Please retype the data in full and exactly; the pictures are not part of the copy.
-- START Material --
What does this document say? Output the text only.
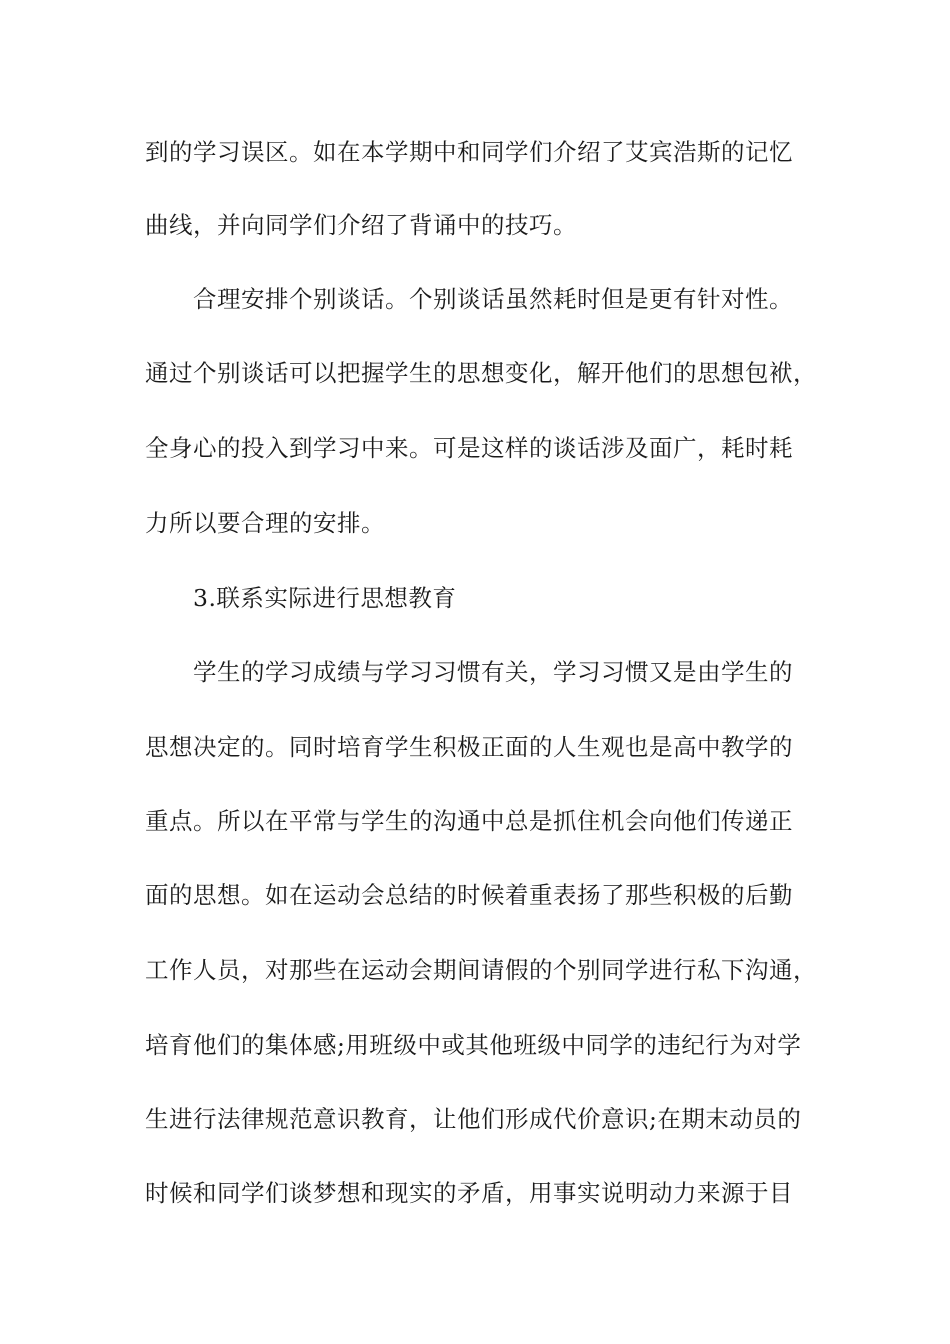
到的学习误区。如在本学期中和同学们介绍了艾宾浩斯的记忆
曲线，并向同学们介绍了背诵中的技巧。
合理安排个别谈话。个别谈话虽然耗时但是更有针对性。
通过个别谈话可以把握学生的思想变化，解开他们的思想包袱，
全身心的投入到学习中来。可是这样的谈话涉及面广，耗时耗
力所以要合理的安排。
3.联系实际进行思想教育
学生的学习成绩与学习习惯有关，学习习惯又是由学生的
思想决定的。同时培育学生积极正面的人生观也是高中教学的
重点。所以在平常与学生的沟通中总是抓住机会向他们传递正
面的思想。如在运动会总结的时候着重表扬了那些积极的后勤
工作人员，对那些在运动会期间请假的个别同学进行私下沟通，
培育他们的集体感;用班级中或其他班级中同学的违纪行为对学
生进行法律规范意识教育，让他们形成代价意识;在期末动员的
时候和同学们谈梦想和现实的矛盾，用事实说明动力来源于目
-- END Material --
Reply to the exercise —
What does this document say? Output the text only.
到的学习误区。如在本学期中和同学们介绍了艾宾浩斯的记忆
曲线，并向同学们介绍了背诵中的技巧。
合理安排个别谈话。个别谈话虽然耗时但是更有针对性。
通过个别谈话可以把握学生的思想变化，解开他们的思想包袱，
全身心的投入到学习中来。可是这样的谈话涉及面广，耗时耗
力所以要合理的安排。
3.联系实际进行思想教育
学生的学习成绩与学习习惯有关，学习习惯又是由学生的
思想决定的。同时培育学生积极正面的人生观也是高中教学的
重点。所以在平常与学生的沟通中总是抓住机会向他们传递正
面的思想。如在运动会总结的时候着重表扬了那些积极的后勤
工作人员，对那些在运动会期间请假的个别同学进行私下沟通，
培育他们的集体感;用班级中或其他班级中同学的违纪行为对学
生进行法律规范意识教育，让他们形成代价意识;在期末动员的
时候和同学们谈梦想和现实的矛盾，用事实说明动力来源于目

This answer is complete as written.